►
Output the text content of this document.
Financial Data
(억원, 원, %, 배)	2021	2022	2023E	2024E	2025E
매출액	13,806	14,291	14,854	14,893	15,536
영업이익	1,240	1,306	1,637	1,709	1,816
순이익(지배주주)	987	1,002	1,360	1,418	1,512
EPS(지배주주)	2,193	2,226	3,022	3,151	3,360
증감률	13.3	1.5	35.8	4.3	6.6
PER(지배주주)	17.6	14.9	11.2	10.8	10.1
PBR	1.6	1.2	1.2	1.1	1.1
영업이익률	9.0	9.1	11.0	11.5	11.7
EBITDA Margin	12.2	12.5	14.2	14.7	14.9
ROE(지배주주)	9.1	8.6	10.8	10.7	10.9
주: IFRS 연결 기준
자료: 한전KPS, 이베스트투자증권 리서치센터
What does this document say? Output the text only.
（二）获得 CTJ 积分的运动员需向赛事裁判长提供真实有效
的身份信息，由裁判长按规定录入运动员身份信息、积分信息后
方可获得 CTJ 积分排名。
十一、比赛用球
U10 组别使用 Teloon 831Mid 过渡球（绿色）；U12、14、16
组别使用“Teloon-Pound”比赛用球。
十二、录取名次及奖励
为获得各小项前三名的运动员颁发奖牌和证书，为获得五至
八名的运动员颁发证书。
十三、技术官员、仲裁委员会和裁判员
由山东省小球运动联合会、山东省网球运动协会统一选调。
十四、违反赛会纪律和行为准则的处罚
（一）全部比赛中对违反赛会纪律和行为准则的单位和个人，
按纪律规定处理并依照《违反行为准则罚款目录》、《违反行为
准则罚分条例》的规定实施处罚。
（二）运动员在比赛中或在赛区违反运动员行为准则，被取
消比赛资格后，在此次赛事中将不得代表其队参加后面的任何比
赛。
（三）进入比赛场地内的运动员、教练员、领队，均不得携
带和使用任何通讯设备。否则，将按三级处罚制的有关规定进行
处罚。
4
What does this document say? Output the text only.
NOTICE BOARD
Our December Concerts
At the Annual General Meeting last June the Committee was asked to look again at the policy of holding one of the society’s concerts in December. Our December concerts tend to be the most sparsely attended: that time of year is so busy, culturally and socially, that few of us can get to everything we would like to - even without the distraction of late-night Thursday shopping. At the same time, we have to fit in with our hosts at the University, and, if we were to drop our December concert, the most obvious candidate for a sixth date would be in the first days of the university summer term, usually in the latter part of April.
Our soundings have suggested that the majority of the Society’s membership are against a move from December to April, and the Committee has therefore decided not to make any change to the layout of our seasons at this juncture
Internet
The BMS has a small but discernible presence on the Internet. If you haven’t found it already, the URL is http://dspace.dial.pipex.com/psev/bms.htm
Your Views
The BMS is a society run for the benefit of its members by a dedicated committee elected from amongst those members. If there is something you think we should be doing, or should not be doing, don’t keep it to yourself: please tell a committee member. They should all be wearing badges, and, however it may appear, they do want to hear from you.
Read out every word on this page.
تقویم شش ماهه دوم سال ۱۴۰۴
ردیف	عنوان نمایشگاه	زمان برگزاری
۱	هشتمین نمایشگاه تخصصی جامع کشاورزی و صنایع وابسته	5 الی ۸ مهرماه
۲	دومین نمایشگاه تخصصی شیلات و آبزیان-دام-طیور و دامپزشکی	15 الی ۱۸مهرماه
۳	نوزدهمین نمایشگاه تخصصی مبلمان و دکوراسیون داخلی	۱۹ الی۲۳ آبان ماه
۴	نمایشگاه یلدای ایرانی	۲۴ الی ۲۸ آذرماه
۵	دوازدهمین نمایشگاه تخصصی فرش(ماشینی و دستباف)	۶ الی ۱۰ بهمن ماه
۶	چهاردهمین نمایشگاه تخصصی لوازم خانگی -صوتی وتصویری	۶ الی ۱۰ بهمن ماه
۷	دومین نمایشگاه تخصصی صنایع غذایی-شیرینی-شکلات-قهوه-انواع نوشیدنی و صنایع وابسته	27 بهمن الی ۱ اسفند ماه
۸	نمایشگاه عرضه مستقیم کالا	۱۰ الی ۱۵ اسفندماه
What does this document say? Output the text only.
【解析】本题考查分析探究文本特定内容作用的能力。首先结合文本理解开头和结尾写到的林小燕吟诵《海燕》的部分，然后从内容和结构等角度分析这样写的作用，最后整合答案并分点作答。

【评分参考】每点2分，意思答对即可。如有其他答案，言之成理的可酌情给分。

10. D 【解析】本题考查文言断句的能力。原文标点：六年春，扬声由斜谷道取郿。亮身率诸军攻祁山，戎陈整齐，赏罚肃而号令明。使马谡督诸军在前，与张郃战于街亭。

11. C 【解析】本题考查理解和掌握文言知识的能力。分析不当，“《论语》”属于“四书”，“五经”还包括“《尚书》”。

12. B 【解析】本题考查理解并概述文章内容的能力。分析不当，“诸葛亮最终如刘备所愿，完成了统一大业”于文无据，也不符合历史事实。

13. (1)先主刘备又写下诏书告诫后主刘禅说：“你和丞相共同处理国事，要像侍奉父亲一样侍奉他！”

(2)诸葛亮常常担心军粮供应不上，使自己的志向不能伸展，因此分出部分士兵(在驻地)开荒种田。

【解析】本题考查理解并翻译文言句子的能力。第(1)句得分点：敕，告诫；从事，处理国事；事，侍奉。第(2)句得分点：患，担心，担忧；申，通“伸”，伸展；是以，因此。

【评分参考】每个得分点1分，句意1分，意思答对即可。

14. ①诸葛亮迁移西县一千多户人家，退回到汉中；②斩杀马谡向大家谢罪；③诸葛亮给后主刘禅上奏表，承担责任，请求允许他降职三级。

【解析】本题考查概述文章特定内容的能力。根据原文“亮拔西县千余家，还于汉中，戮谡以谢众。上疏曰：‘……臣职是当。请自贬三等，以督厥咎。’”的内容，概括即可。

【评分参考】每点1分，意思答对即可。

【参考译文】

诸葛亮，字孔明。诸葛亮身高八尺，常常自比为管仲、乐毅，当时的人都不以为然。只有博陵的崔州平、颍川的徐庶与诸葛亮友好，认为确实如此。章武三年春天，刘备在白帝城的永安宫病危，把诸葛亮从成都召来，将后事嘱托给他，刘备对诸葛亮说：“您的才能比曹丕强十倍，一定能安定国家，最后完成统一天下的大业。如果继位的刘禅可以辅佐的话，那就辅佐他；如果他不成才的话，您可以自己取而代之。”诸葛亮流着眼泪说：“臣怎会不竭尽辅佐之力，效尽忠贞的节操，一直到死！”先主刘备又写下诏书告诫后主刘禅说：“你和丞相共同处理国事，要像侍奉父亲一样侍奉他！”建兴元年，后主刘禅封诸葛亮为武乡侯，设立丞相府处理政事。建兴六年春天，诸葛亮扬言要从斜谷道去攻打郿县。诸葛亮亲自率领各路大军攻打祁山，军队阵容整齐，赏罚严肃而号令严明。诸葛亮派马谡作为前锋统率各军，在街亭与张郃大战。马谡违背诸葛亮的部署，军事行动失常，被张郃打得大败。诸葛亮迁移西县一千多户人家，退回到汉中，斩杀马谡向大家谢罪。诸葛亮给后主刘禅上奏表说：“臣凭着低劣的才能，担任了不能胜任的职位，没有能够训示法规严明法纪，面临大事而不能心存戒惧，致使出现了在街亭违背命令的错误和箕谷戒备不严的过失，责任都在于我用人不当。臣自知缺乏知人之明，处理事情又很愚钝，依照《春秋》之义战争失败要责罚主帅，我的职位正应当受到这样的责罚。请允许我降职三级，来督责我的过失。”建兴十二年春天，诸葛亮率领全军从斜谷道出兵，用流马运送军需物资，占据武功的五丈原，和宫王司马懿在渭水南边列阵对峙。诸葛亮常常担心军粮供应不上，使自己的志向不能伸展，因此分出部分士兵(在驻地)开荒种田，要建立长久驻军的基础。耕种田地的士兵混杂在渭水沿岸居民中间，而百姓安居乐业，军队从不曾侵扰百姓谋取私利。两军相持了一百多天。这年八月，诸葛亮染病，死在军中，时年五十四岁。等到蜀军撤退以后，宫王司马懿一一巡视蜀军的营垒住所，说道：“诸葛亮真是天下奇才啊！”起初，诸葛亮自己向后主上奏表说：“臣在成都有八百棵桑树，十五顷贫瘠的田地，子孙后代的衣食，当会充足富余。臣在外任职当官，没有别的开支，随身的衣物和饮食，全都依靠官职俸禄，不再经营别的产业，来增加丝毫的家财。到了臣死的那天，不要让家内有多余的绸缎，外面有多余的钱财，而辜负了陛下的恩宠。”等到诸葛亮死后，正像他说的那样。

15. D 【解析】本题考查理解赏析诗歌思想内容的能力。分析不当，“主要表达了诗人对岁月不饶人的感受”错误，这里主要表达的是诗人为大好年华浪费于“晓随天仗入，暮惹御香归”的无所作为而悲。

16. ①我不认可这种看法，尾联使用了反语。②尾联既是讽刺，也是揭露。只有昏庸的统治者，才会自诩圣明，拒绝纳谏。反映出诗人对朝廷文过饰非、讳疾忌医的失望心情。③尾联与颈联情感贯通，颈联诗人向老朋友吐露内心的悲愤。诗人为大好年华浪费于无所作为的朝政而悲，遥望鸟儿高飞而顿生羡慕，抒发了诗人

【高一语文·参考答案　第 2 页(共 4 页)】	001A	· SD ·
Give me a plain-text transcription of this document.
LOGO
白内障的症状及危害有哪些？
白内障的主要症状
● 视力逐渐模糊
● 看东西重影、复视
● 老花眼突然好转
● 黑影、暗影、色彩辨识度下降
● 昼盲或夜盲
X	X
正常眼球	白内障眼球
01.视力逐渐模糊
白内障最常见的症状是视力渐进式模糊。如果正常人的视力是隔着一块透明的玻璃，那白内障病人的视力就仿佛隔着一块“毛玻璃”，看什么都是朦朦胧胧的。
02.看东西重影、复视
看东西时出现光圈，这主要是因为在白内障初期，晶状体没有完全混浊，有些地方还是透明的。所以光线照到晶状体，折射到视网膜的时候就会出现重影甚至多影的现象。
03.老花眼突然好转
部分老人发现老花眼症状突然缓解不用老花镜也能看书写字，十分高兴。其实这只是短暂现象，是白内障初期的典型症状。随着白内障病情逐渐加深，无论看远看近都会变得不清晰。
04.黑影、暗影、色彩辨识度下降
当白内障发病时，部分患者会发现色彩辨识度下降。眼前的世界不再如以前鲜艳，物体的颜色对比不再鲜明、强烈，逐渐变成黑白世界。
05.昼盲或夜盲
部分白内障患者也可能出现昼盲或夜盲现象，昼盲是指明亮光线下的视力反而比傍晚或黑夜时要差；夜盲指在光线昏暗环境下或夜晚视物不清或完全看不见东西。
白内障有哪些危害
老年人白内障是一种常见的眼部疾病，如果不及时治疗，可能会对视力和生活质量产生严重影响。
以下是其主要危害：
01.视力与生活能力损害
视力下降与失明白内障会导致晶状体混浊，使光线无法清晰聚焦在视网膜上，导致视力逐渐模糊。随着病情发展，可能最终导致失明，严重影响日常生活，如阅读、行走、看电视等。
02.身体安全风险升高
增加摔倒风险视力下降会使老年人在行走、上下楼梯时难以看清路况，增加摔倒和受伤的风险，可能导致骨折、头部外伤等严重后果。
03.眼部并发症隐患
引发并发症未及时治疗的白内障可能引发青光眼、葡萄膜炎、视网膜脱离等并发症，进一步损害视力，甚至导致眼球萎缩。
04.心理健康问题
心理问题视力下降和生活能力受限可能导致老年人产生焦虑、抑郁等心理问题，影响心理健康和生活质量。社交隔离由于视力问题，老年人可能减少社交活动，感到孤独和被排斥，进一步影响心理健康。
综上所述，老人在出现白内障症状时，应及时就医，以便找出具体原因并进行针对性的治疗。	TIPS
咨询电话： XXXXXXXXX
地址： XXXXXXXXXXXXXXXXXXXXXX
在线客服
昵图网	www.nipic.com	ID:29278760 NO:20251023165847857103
◄
▶ DO THIS: Select every line of the records holding the string "组别使用".

▶ TASK ANSWER:
U10 组别使用 Teloon 831Mid 过渡球（绿色）；U12、14、16
组别使用“Teloon-Pound”比赛用球。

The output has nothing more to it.